* _EXERCISE_
Extract each line of the data below exactly as written.

(Saved entries)

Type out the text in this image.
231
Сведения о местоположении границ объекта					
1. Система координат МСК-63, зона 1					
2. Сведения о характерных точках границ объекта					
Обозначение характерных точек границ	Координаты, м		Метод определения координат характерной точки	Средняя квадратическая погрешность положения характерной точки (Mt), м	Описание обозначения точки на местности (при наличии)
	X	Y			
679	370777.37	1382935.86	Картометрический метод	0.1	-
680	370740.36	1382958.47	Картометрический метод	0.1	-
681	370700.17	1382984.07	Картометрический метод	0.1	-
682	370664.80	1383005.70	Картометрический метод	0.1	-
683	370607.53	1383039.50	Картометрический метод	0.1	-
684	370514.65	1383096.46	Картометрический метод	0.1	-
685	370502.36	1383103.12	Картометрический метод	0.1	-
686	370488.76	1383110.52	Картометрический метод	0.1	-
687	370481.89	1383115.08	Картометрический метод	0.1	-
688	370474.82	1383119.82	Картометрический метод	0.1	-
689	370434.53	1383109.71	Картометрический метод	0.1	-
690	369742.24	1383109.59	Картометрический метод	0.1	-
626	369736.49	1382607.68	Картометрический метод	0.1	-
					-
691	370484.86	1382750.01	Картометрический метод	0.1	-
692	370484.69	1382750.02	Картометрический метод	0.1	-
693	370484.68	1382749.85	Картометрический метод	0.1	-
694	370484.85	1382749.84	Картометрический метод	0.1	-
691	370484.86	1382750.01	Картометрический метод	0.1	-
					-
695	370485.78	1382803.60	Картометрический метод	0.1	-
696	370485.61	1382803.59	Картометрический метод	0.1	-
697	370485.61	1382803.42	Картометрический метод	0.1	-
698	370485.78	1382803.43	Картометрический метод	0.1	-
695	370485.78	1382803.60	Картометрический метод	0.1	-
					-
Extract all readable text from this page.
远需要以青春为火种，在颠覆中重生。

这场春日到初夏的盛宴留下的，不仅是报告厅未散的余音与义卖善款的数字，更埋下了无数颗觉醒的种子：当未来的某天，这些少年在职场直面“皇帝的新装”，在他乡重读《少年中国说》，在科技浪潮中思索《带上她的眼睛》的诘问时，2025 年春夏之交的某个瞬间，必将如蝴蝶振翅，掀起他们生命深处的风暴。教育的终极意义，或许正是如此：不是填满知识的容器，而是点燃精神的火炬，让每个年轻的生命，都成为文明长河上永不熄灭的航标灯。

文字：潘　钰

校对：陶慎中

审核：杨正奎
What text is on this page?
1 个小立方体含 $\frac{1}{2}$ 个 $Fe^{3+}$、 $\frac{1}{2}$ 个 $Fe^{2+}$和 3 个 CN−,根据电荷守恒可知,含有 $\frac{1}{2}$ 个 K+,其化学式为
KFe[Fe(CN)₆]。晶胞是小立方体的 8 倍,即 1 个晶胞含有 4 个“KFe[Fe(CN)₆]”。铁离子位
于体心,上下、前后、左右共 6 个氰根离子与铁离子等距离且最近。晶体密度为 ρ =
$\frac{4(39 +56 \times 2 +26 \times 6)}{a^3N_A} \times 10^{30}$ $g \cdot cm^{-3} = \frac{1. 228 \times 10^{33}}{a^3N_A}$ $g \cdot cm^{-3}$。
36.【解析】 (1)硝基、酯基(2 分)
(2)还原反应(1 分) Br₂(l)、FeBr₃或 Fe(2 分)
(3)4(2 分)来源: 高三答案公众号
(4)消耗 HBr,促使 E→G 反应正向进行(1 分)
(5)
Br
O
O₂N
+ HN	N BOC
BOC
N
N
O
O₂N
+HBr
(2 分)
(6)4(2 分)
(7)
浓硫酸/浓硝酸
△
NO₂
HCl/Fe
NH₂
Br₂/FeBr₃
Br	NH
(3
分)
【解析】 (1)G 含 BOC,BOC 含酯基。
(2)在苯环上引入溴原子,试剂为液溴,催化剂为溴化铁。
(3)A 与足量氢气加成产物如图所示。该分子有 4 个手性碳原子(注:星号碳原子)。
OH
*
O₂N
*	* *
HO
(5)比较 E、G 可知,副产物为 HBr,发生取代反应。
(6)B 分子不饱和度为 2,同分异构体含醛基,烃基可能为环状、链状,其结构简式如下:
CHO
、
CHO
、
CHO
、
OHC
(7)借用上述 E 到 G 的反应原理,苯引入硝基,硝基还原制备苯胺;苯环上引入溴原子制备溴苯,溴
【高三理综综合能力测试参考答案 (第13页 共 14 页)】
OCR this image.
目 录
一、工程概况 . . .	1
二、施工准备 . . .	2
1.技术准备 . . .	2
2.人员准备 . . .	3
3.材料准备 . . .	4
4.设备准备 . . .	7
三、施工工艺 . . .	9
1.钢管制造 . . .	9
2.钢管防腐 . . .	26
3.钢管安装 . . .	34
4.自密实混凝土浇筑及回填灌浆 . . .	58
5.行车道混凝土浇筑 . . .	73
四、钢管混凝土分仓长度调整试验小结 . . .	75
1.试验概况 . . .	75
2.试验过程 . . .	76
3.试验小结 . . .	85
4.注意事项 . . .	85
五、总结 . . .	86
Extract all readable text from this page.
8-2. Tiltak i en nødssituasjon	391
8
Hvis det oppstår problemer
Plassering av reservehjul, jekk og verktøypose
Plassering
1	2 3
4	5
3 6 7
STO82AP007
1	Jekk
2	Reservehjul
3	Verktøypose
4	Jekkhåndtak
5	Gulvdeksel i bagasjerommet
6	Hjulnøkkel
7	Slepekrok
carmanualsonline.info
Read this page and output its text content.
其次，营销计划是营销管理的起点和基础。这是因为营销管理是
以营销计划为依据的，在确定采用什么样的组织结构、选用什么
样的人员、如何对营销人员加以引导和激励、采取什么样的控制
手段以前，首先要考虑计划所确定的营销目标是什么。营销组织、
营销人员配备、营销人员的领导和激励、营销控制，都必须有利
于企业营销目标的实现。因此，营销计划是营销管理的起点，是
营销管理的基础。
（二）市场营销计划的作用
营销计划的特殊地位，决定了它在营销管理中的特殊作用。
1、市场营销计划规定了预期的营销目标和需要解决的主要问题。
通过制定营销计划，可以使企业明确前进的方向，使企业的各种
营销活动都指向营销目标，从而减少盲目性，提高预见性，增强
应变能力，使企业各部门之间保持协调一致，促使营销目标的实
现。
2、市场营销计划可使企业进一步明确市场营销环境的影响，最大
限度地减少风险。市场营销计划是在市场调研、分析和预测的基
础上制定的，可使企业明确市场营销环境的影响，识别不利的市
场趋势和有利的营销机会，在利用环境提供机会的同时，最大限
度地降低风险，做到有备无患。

* _ANSWER FOR THE TASK_
Type out the text in this image.
231
Сведения о местоположении границ объекта					
1. Система координат МСК-63, зона 1					
2. Сведения о характерных точках границ объекта					
Обозначение характерных точек границ	Координаты, м		Метод определения координат характерной точки	Средняя квадратическая погрешность положения характерной точки (Mt), м	Описание обозначения точки на местности (при наличии)
	X	Y			
679	370777.37	1382935.86	Картометрический метод	0.1	-
680	370740.36	1382958.47	Картометрический метод	0.1	-
681	370700.17	1382984.07	Картометрический метод	0.1	-
682	370664.80	1383005.70	Картометрический метод	0.1	-
683	370607.53	1383039.50	Картометрический метод	0.1	-
684	370514.65	1383096.46	Картометрический метод	0.1	-
685	370502.36	1383103.12	Картометрический метод	0.1	-
686	370488.76	1383110.52	Картометрический метод	0.1	-
687	370481.89	1383115.08	Картометрический метод	0.1	-
688	370474.82	1383119.82	Картометрический метод	0.1	-
689	370434.53	1383109.71	Картометрический метод	0.1	-
690	369742.24	1383109.59	Картометрический метод	0.1	-
626	369736.49	1382607.68	Картометрический метод	0.1	-
					-
691	370484.86	1382750.01	Картометрический метод	0.1	-
692	370484.69	1382750.02	Картометрический метод	0.1	-
693	370484.68	1382749.85	Картометрический метод	0.1	-
694	370484.85	1382749.84	Картометрический метод	0.1	-
691	370484.86	1382750.01	Картометрический метод	0.1	-
					-
695	370485.78	1382803.60	Картометрический метод	0.1	-
696	370485.61	1382803.59	Картометрический метод	0.1	-
697	370485.61	1382803.42	Картометрический метод	0.1	-
698	370485.78	1382803.43	Картометрический метод	0.1	-
695	370485.78	1382803.60	Картометрический метод	0.1	-
					-
Extract all readable text from this page.
远需要以青春为火种，在颠覆中重生。

这场春日到初夏的盛宴留下的，不仅是报告厅未散的余音与义卖善款的数字，更埋下了无数颗觉醒的种子：当未来的某天，这些少年在职场直面“皇帝的新装”，在他乡重读《少年中国说》，在科技浪潮中思索《带上她的眼睛》的诘问时，2025 年春夏之交的某个瞬间，必将如蝴蝶振翅，掀起他们生命深处的风暴。教育的终极意义，或许正是如此：不是填满知识的容器，而是点燃精神的火炬，让每个年轻的生命，都成为文明长河上永不熄灭的航标灯。

文字：潘　钰

校对：陶慎中

审核：杨正奎
What text is on this page?
1 个小立方体含 $\frac{1}{2}$ 个 $Fe^{3+}$、 $\frac{1}{2}$ 个 $Fe^{2+}$和 3 个 CN−,根据电荷守恒可知,含有 $\frac{1}{2}$ 个 K+,其化学式为
KFe[Fe(CN)₆]。晶胞是小立方体的 8 倍,即 1 个晶胞含有 4 个“KFe[Fe(CN)₆]”。铁离子位
于体心,上下、前后、左右共 6 个氰根离子与铁离子等距离且最近。晶体密度为 ρ =
$\frac{4(39 +56 \times 2 +26 \times 6)}{a^3N_A} \times 10^{30}$ $g \cdot cm^{-3} = \frac{1. 228 \times 10^{33}}{a^3N_A}$ $g \cdot cm^{-3}$。
36.【解析】 (1)硝基、酯基(2 分)
(2)还原反应(1 分) Br₂(l)、FeBr₃或 Fe(2 分)
(3)4(2 分)来源: 高三答案公众号
(4)消耗 HBr,促使 E→G 反应正向进行(1 分)
(5)
Br
O
O₂N
+ HN	N BOC
BOC
N
N
O
O₂N
+HBr
(2 分)
(6)4(2 分)
(7)
浓硫酸/浓硝酸
△
NO₂
HCl/Fe
NH₂
Br₂/FeBr₃
Br	NH
(3
分)
【解析】 (1)G 含 BOC,BOC 含酯基。
(2)在苯环上引入溴原子,试剂为液溴,催化剂为溴化铁。
(3)A 与足量氢气加成产物如图所示。该分子有 4 个手性碳原子(注:星号碳原子)。
OH
*
O₂N
*	* *
HO
(5)比较 E、G 可知,副产物为 HBr,发生取代反应。
(6)B 分子不饱和度为 2,同分异构体含醛基,烃基可能为环状、链状,其结构简式如下:
CHO
、
CHO
、
CHO
、
OHC
(7)借用上述 E 到 G 的反应原理,苯引入硝基,硝基还原制备苯胺;苯环上引入溴原子制备溴苯,溴
【高三理综综合能力测试参考答案 (第13页 共 14 页)】
OCR this image.
目 录
一、工程概况 . . .	1
二、施工准备 . . .	2
1.技术准备 . . .	2
2.人员准备 . . .	3
3.材料准备 . . .	4
4.设备准备 . . .	7
三、施工工艺 . . .	9
1.钢管制造 . . .	9
2.钢管防腐 . . .	26
3.钢管安装 . . .	34
4.自密实混凝土浇筑及回填灌浆 . . .	58
5.行车道混凝土浇筑 . . .	73
四、钢管混凝土分仓长度调整试验小结 . . .	75
1.试验概况 . . .	75
2.试验过程 . . .	76
3.试验小结 . . .	85
4.注意事项 . . .	85
五、总结 . . .	86
Extract all readable text from this page.
8-2. Tiltak i en nødssituasjon	391
8
Hvis det oppstår problemer
Plassering av reservehjul, jekk og verktøypose
Plassering
1	2 3
4	5
3 6 7
STO82AP007
1	Jekk
2	Reservehjul
3	Verktøypose
4	Jekkhåndtak
5	Gulvdeksel i bagasjerommet
6	Hjulnøkkel
7	Slepekrok
carmanualsonline.info
Read this page and output its text content.
其次，营销计划是营销管理的起点和基础。这是因为营销管理是
以营销计划为依据的，在确定采用什么样的组织结构、选用什么
样的人员、如何对营销人员加以引导和激励、采取什么样的控制
手段以前，首先要考虑计划所确定的营销目标是什么。营销组织、
营销人员配备、营销人员的领导和激励、营销控制，都必须有利
于企业营销目标的实现。因此，营销计划是营销管理的起点，是
营销管理的基础。
（二）市场营销计划的作用
营销计划的特殊地位，决定了它在营销管理中的特殊作用。
1、市场营销计划规定了预期的营销目标和需要解决的主要问题。
通过制定营销计划，可以使企业明确前进的方向，使企业的各种
营销活动都指向营销目标，从而减少盲目性，提高预见性，增强
应变能力，使企业各部门之间保持协调一致，促使营销目标的实
现。
2、市场营销计划可使企业进一步明确市场营销环境的影响，最大
限度地减少风险。市场营销计划是在市场调研、分析和预测的基
础上制定的，可使企业明确市场营销环境的影响，识别不利的市
场趋势和有利的营销机会，在利用环境提供机会的同时，最大限
度地降低风险，做到有备无患。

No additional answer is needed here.